> **Set task**:
Only a number is wanted. Count the lines holding the string "προεῖ".

> **Given data**:
______

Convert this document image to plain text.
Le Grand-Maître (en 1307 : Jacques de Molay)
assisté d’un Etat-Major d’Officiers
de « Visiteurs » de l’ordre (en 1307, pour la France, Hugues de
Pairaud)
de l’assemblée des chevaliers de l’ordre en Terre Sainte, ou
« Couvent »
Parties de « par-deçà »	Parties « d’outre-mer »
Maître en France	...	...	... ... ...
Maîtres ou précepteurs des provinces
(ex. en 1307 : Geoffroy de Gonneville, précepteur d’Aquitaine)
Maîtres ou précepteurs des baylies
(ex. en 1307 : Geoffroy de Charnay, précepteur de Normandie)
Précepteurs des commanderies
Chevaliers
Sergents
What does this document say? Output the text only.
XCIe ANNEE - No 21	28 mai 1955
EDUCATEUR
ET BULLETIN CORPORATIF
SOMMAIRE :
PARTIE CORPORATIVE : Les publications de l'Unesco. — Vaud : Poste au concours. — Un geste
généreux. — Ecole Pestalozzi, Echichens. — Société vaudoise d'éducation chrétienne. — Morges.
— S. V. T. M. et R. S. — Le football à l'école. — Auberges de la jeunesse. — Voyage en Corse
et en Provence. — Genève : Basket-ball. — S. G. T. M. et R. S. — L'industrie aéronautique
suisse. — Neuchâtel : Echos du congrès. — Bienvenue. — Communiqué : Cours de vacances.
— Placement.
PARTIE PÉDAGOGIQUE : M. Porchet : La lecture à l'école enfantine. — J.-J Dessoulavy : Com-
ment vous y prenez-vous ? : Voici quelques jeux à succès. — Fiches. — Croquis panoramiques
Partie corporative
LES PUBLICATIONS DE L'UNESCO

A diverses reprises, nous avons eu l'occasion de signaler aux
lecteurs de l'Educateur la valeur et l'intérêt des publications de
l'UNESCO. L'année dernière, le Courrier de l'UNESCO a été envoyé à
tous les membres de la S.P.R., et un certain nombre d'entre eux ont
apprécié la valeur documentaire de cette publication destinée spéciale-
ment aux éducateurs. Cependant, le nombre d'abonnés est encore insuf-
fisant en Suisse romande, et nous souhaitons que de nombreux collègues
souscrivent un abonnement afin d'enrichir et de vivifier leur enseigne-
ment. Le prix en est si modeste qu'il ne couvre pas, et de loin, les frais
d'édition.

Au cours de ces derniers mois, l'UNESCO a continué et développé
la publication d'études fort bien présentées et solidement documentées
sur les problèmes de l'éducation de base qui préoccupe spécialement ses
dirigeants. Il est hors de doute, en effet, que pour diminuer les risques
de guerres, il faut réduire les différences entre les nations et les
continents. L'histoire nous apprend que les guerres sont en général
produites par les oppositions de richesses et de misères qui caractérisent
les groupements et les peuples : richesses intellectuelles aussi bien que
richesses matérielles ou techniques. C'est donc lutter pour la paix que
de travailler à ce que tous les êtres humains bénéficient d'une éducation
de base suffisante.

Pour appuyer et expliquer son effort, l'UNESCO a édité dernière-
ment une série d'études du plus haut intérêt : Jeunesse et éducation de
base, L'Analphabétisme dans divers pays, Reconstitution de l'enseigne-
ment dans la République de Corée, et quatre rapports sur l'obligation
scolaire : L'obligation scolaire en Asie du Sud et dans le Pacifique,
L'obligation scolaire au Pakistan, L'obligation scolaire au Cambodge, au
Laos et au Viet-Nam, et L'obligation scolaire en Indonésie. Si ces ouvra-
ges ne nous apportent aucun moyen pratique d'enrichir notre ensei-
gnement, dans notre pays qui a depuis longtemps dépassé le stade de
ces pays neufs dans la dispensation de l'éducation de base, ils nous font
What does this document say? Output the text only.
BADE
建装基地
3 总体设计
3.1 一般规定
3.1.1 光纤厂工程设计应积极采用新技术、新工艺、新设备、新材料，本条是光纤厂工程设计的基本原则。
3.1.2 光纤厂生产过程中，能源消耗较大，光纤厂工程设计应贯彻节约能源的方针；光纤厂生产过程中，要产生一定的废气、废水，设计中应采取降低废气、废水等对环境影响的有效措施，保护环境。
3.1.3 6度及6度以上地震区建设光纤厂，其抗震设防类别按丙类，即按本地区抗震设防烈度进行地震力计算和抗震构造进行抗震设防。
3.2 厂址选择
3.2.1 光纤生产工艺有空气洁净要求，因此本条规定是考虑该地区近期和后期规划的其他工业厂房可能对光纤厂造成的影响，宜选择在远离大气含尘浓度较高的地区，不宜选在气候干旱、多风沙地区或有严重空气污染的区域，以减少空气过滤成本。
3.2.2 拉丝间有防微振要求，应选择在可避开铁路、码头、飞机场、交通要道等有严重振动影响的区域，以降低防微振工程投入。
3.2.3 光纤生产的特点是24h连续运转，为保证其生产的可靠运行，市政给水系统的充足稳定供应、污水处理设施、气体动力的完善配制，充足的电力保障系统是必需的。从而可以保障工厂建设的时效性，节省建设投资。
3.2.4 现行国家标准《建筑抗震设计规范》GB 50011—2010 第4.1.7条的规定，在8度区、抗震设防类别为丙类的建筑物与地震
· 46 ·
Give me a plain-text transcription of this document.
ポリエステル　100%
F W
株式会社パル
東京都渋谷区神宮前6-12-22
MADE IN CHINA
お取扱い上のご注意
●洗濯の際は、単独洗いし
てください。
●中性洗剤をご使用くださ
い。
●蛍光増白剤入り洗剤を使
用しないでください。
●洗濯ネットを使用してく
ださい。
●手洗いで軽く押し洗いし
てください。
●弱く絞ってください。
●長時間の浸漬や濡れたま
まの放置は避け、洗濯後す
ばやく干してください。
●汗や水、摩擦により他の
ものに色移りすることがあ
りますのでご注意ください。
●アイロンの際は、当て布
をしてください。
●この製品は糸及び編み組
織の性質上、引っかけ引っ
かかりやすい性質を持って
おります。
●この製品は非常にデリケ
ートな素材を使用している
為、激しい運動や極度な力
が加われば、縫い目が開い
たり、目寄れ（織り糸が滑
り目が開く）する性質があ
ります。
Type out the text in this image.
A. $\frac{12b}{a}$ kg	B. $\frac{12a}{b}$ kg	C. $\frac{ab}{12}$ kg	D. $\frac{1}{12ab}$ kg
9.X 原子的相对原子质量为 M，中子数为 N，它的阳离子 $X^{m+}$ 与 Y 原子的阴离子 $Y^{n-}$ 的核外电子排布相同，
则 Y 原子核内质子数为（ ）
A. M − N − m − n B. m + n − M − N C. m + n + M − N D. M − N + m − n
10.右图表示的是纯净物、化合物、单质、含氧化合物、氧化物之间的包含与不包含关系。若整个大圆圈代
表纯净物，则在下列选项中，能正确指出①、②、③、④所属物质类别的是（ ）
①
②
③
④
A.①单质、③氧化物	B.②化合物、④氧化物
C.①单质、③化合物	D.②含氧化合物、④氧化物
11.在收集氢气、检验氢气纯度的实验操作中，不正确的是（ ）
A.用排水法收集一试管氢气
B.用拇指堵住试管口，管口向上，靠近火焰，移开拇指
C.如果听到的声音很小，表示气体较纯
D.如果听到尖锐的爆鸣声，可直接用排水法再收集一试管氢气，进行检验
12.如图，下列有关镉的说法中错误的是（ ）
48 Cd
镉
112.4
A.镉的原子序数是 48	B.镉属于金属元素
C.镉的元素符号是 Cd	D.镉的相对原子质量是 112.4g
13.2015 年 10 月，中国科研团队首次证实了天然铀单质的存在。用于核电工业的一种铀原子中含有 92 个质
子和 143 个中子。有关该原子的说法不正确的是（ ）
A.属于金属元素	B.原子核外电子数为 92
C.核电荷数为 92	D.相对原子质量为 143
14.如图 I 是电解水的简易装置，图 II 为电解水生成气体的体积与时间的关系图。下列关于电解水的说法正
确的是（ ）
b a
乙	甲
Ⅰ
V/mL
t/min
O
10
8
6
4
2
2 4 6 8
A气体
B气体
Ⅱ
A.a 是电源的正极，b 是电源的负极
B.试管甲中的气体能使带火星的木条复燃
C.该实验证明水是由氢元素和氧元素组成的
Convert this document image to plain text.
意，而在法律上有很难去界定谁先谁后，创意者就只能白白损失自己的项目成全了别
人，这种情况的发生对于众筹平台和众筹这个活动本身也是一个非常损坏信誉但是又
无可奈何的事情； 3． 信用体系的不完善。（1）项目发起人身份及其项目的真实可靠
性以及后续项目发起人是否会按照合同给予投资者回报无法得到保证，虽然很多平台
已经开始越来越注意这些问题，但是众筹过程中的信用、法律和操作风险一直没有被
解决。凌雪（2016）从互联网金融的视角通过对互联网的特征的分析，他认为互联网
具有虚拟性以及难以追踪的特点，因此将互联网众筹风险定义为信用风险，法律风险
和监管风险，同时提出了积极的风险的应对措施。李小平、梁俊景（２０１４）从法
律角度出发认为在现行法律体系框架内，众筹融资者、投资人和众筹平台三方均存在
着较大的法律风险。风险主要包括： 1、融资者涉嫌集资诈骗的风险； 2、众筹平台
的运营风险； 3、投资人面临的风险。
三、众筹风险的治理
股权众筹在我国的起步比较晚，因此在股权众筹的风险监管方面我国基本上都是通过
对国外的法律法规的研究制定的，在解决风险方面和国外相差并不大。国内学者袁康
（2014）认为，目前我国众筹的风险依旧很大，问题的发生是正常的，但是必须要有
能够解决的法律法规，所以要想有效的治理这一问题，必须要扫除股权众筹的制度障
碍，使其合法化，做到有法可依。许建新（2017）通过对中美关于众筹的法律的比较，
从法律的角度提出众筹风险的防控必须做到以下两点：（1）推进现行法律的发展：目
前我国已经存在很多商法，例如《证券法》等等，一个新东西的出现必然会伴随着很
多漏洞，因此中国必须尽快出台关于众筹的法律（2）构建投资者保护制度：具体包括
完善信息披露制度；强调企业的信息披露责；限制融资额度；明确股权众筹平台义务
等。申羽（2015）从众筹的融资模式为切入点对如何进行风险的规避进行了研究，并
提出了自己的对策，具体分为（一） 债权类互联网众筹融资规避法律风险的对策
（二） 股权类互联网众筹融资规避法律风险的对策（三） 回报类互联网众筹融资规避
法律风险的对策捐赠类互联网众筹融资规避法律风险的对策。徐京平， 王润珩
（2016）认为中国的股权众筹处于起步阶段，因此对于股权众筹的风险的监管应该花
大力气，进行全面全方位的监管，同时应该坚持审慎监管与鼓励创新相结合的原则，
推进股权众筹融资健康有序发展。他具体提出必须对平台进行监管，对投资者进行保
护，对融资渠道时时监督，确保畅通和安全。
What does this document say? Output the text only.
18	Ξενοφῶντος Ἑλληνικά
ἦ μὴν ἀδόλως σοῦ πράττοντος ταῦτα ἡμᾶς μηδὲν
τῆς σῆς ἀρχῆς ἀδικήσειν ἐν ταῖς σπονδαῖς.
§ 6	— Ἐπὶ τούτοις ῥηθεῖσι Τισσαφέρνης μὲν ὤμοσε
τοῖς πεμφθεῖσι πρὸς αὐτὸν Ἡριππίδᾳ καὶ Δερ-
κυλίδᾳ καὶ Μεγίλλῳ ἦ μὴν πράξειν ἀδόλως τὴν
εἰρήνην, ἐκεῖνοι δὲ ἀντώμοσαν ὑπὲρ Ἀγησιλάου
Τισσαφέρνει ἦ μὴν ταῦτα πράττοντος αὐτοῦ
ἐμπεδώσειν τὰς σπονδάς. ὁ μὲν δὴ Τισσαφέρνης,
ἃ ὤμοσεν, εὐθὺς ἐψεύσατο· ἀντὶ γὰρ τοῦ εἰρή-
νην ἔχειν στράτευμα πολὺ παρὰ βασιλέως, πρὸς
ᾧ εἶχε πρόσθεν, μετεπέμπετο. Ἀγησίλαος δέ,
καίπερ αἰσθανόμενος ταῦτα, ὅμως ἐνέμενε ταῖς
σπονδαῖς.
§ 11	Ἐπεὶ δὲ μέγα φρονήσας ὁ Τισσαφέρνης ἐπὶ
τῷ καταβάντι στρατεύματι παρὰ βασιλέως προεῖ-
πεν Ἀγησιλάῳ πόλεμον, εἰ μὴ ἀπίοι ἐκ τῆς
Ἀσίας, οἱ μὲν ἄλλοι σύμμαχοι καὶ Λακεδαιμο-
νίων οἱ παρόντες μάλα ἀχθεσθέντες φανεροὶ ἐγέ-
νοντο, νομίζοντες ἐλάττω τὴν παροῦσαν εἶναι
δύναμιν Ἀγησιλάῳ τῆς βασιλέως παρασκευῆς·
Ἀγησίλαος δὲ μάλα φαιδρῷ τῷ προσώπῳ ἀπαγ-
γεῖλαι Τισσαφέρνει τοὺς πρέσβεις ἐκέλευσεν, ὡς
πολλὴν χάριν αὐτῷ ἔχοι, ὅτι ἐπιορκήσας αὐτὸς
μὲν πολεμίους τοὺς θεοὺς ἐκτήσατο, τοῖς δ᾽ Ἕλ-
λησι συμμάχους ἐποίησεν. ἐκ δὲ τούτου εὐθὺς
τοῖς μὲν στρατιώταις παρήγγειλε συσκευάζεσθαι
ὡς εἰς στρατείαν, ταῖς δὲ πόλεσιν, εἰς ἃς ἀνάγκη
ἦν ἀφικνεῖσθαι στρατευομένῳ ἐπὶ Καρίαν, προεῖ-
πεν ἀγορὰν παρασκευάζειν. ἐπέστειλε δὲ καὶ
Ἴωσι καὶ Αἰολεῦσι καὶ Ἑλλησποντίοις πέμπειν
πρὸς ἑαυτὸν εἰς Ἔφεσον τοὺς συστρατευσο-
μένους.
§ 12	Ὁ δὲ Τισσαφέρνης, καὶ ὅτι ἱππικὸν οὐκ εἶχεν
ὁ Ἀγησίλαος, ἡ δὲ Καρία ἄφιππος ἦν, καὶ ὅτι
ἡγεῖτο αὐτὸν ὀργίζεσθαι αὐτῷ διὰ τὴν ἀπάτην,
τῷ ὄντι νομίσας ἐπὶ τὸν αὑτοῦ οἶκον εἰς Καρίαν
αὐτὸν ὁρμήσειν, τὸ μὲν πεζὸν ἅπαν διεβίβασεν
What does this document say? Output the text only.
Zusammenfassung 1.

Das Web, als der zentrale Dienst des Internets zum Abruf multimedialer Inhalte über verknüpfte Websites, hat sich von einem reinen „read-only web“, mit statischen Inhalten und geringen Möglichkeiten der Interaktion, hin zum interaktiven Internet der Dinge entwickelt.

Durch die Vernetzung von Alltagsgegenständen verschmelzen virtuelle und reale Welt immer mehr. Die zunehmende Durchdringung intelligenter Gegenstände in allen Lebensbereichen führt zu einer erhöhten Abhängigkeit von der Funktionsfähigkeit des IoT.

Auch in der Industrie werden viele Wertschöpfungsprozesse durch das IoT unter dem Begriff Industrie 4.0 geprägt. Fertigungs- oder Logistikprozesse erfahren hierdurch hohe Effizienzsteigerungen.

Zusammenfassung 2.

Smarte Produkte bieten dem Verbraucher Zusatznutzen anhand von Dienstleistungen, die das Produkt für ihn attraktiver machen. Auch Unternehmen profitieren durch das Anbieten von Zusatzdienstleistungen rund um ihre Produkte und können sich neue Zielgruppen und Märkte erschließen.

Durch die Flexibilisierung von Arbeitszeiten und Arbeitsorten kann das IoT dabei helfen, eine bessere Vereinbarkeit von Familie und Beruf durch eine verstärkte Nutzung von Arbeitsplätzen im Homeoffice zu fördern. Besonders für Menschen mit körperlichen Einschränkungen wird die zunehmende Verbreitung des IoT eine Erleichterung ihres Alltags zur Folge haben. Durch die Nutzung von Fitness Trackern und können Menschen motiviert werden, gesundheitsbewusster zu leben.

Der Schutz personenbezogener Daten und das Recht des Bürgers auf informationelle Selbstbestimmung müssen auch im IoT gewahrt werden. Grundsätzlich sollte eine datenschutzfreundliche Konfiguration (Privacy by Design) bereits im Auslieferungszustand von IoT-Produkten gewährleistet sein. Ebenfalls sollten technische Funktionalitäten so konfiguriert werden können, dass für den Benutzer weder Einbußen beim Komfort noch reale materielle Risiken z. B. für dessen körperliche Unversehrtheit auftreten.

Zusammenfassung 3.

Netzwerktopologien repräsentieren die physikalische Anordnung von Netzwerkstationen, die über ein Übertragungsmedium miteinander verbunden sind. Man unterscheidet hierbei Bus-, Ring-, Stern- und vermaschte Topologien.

______

> **Task answer**:
2